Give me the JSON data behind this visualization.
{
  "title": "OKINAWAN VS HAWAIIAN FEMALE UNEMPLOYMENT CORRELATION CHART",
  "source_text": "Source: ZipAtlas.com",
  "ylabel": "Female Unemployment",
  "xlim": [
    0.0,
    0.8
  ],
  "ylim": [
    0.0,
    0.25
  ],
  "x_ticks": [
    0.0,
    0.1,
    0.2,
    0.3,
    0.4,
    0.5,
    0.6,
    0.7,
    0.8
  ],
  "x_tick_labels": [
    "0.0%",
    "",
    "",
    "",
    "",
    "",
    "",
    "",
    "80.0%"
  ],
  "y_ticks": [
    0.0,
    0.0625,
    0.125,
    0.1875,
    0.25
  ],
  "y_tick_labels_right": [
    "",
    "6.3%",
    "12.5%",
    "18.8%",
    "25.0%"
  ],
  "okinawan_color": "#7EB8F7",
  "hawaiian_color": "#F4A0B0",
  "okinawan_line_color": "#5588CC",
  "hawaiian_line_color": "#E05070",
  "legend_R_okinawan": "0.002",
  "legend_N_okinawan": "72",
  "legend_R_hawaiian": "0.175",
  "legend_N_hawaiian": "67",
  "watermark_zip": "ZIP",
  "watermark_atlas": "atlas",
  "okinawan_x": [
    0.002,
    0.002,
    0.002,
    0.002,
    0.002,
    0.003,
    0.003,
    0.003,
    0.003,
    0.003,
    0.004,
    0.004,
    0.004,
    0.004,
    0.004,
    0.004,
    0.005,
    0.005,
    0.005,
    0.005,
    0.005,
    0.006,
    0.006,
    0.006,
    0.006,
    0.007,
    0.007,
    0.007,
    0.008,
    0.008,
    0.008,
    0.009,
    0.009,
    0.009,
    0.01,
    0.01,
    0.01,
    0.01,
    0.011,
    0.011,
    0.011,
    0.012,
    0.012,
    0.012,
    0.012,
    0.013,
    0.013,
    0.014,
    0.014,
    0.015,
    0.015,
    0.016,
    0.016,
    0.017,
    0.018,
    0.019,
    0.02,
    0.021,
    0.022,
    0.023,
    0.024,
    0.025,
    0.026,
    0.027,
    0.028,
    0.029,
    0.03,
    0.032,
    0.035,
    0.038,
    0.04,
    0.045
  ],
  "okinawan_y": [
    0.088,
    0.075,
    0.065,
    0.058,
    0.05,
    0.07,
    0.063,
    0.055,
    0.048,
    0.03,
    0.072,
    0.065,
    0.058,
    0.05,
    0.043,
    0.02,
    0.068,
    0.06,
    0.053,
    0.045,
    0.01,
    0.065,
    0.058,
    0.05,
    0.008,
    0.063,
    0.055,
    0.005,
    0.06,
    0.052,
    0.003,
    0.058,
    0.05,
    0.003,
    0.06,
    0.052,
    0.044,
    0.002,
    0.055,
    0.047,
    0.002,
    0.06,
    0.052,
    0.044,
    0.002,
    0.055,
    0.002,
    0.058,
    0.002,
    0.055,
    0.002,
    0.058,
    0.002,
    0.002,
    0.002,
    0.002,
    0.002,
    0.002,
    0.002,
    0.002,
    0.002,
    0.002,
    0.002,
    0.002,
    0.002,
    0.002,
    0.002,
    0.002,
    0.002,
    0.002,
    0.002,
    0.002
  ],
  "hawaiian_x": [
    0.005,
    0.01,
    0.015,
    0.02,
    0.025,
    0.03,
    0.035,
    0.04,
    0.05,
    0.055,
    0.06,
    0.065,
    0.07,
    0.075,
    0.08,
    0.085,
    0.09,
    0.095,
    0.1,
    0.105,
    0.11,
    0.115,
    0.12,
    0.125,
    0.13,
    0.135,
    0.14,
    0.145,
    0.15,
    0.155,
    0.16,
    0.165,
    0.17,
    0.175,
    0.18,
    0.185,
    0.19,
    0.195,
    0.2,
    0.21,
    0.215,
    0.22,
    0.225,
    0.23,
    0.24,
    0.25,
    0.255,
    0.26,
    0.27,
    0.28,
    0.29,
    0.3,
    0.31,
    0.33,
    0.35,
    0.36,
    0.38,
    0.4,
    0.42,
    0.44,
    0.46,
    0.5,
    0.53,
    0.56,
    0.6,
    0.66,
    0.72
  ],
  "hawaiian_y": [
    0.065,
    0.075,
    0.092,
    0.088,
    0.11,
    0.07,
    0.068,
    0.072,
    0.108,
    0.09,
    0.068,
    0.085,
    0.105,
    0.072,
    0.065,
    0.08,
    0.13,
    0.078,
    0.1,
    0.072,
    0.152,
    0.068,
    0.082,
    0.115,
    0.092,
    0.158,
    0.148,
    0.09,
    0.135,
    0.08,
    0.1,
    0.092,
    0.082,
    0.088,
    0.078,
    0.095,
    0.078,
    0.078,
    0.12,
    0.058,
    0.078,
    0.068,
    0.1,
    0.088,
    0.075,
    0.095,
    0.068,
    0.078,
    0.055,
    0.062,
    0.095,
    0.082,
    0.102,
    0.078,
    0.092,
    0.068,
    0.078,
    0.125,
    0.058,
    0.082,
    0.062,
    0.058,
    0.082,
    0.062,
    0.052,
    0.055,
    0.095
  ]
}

_Your task_: Restate each record word for word.

_Task response_:
Give me the JSON data behind this visualization.
{
  "title": "OKINAWAN VS HAWAIIAN FEMALE UNEMPLOYMENT CORRELATION CHART",
  "source_text": "Source: ZipAtlas.com",
  "ylabel": "Female Unemployment",
  "xlim": [
    0.0,
    0.8
  ],
  "ylim": [
    0.0,
    0.25
  ],
  "x_ticks": [
    0.0,
    0.1,
    0.2,
    0.3,
    0.4,
    0.5,
    0.6,
    0.7,
    0.8
  ],
  "x_tick_labels": [
    "0.0%",
    "",
    "",
    "",
    "",
    "",
    "",
    "",
    "80.0%"
  ],
  "y_ticks": [
    0.0,
    0.0625,
    0.125,
    0.1875,
    0.25
  ],
  "y_tick_labels_right": [
    "",
    "6.3%",
    "12.5%",
    "18.8%",
    "25.0%"
  ],
  "okinawan_color": "#7EB8F7",
  "hawaiian_color": "#F4A0B0",
  "okinawan_line_color": "#5588CC",
  "hawaiian_line_color": "#E05070",
  "legend_R_okinawan": "0.002",
  "legend_N_okinawan": "72",
  "legend_R_hawaiian": "0.175",
  "legend_N_hawaiian": "67",
  "watermark_zip": "ZIP",
  "watermark_atlas": "atlas",
  "okinawan_x": [
    0.002,
    0.002,
    0.002,
    0.002,
    0.002,
    0.003,
    0.003,
    0.003,
    0.003,
    0.003,
    0.004,
    0.004,
    0.004,
    0.004,
    0.004,
    0.004,
    0.005,
    0.005,
    0.005,
    0.005,
    0.005,
    0.006,
    0.006,
    0.006,
    0.006,
    0.007,
    0.007,
    0.007,
    0.008,
    0.008,
    0.008,
    0.009,
    0.009,
    0.009,
    0.01,
    0.01,
    0.01,
    0.01,
    0.011,
    0.011,
    0.011,
    0.012,
    0.012,
    0.012,
    0.012,
    0.013,
    0.013,
    0.014,
    0.014,
    0.015,
    0.015,
    0.016,
    0.016,
    0.017,
    0.018,
    0.019,
    0.02,
    0.021,
    0.022,
    0.023,
    0.024,
    0.025,
    0.026,
    0.027,
    0.028,
    0.029,
    0.03,
    0.032,
    0.035,
    0.038,
    0.04,
    0.045
  ],
  "okinawan_y": [
    0.088,
    0.075,
    0.065,
    0.058,
    0.05,
    0.07,
    0.063,
    0.055,
    0.048,
    0.03,
    0.072,
    0.065,
    0.058,
    0.05,
    0.043,
    0.02,
    0.068,
    0.06,
    0.053,
    0.045,
    0.01,
    0.065,
    0.058,
    0.05,
    0.008,
    0.063,
    0.055,
    0.005,
    0.06,
    0.052,
    0.003,
    0.058,
    0.05,
    0.003,
    0.06,
    0.052,
    0.044,
    0.002,
    0.055,
    0.047,
    0.002,
    0.06,
    0.052,
    0.044,
    0.002,
    0.055,
    0.002,
    0.058,
    0.002,
    0.055,
    0.002,
    0.058,
    0.002,
    0.002,
    0.002,
    0.002,
    0.002,
    0.002,
    0.002,
    0.002,
    0.002,
    0.002,
    0.002,
    0.002,
    0.002,
    0.002,
    0.002,
    0.002,
    0.002,
    0.002,
    0.002,
    0.002
  ],
  "hawaiian_x": [
    0.005,
    0.01,
    0.015,
    0.02,
    0.025,
    0.03,
    0.035,
    0.04,
    0.05,
    0.055,
    0.06,
    0.065,
    0.07,
    0.075,
    0.08,
    0.085,
    0.09,
    0.095,
    0.1,
    0.105,
    0.11,
    0.115,
    0.12,
    0.125,
    0.13,
    0.135,
    0.14,
    0.145,
    0.15,
    0.155,
    0.16,
    0.165,
    0.17,
    0.175,
    0.18,
    0.185,
    0.19,
    0.195,
    0.2,
    0.21,
    0.215,
    0.22,
    0.225,
    0.23,
    0.24,
    0.25,
    0.255,
    0.26,
    0.27,
    0.28,
    0.29,
    0.3,
    0.31,
    0.33,
    0.35,
    0.36,
    0.38,
    0.4,
    0.42,
    0.44,
    0.46,
    0.5,
    0.53,
    0.56,
    0.6,
    0.66,
    0.72
  ],
  "hawaiian_y": [
    0.065,
    0.075,
    0.092,
    0.088,
    0.11,
    0.07,
    0.068,
    0.072,
    0.108,
    0.09,
    0.068,
    0.085,
    0.105,
    0.072,
    0.065,
    0.08,
    0.13,
    0.078,
    0.1,
    0.072,
    0.152,
    0.068,
    0.082,
    0.115,
    0.092,
    0.158,
    0.148,
    0.09,
    0.135,
    0.08,
    0.1,
    0.092,
    0.082,
    0.088,
    0.078,
    0.095,
    0.078,
    0.078,
    0.12,
    0.058,
    0.078,
    0.068,
    0.1,
    0.088,
    0.075,
    0.095,
    0.068,
    0.078,
    0.055,
    0.062,
    0.095,
    0.082,
    0.102,
    0.078,
    0.092,
    0.068,
    0.078,
    0.125,
    0.058,
    0.082,
    0.062,
    0.058,
    0.082,
    0.062,
    0.052,
    0.055,
    0.095
  ]
}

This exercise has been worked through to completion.